Task inputs:
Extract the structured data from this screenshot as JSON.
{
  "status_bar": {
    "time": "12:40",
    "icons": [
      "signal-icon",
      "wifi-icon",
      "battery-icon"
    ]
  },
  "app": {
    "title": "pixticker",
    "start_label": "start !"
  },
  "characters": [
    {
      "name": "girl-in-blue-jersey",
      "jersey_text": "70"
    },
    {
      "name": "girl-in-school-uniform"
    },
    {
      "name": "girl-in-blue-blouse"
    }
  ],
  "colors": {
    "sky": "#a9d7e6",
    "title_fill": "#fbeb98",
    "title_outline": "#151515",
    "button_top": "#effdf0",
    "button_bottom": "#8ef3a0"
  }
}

Work to complete:
Scan the entries above and work out how many lines include the word "girl"; the reply is that number alone.

Output below:
3